Dataset entries
- - - -
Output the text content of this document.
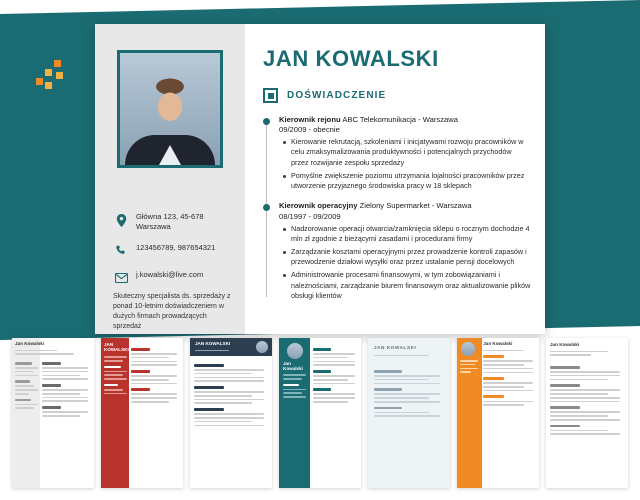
Główna 123, 45-678 Warszawa
123456789, 987654321
j.kowalski@live.com
Skuteczny specjalista ds. sprzedaży z ponad 10-letnim doświadczeniem w dużych firmach prowadzących sprzedaż
JAN KOWALSKI
DOŚWIADCZENIE
Kierownik rejonu ABC Telekomunikacja - Warszawa
09/2009 - obecnie
Kierowanie rekrutacją, szkoleniami i inicjatywami rozwoju pracowników w celu zmaksymalizowania produktywności i potencjalnych przychodów przez rozwijanie zespołu sprzedaży
Pomyślne zwiększenie poziomu utrzymania lojalności pracowników przez utworzenie przyjaznego środowiska pracy w 18 sklepach
Kierownik operacyjny Zielony Supermarket - Warszawa
08/1997 - 09/2009
Nadzorowanie operacji otwarcia/zamknięcia sklepu o rocznym dochodzie 4 mln zł zgodnie z bieżącymi zasadami i procedurami firmy
Zarządzanie kosztami operacyjnymi przez prowadzenie kontroli zapasów i przewodzenie działowi wysyłki oraz przez ustalanie pensji docelowych
Administrowanie procesami finansowymi, w tym zobowiązaniami i należnościami, zarządzanie biurem finansowym oraz aktualizowanie plików obsługi klientów
Jan Kowalski	JAN KOWALSKI
JAN KOWALSKI
Jan Kowalski
JAN KOWALSKI
Jan Kowalski	Jan Kowalski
- - - -
## Problem description
Extract the full listing above verbatim; pictures are to be left out of the copy.

## Correct response
Output the text content of this document.
Główna 123, 45-678 Warszawa
123456789, 987654321
j.kowalski@live.com
Skuteczny specjalista ds. sprzedaży z ponad 10-letnim doświadczeniem w dużych firmach prowadzących sprzedaż
JAN KOWALSKI
DOŚWIADCZENIE
Kierownik rejonu ABC Telekomunikacja - Warszawa
09/2009 - obecnie
Kierowanie rekrutacją, szkoleniami i inicjatywami rozwoju pracowników w celu zmaksymalizowania produktywności i potencjalnych przychodów przez rozwijanie zespołu sprzedaży
Pomyślne zwiększenie poziomu utrzymania lojalności pracowników przez utworzenie przyjaznego środowiska pracy w 18 sklepach
Kierownik operacyjny Zielony Supermarket - Warszawa
08/1997 - 09/2009
Nadzorowanie operacji otwarcia/zamknięcia sklepu o rocznym dochodzie 4 mln zł zgodnie z bieżącymi zasadami i procedurami firmy
Zarządzanie kosztami operacyjnymi przez prowadzenie kontroli zapasów i przewodzenie działowi wysyłki oraz przez ustalanie pensji docelowych
Administrowanie procesami finansowymi, w tym zobowiązaniami i należnościami, zarządzanie biurem finansowym oraz aktualizowanie plików obsługi klientów
Jan Kowalski	JAN KOWALSKI
JAN KOWALSKI
Jan Kowalski
JAN KOWALSKI
Jan Kowalski	Jan Kowalski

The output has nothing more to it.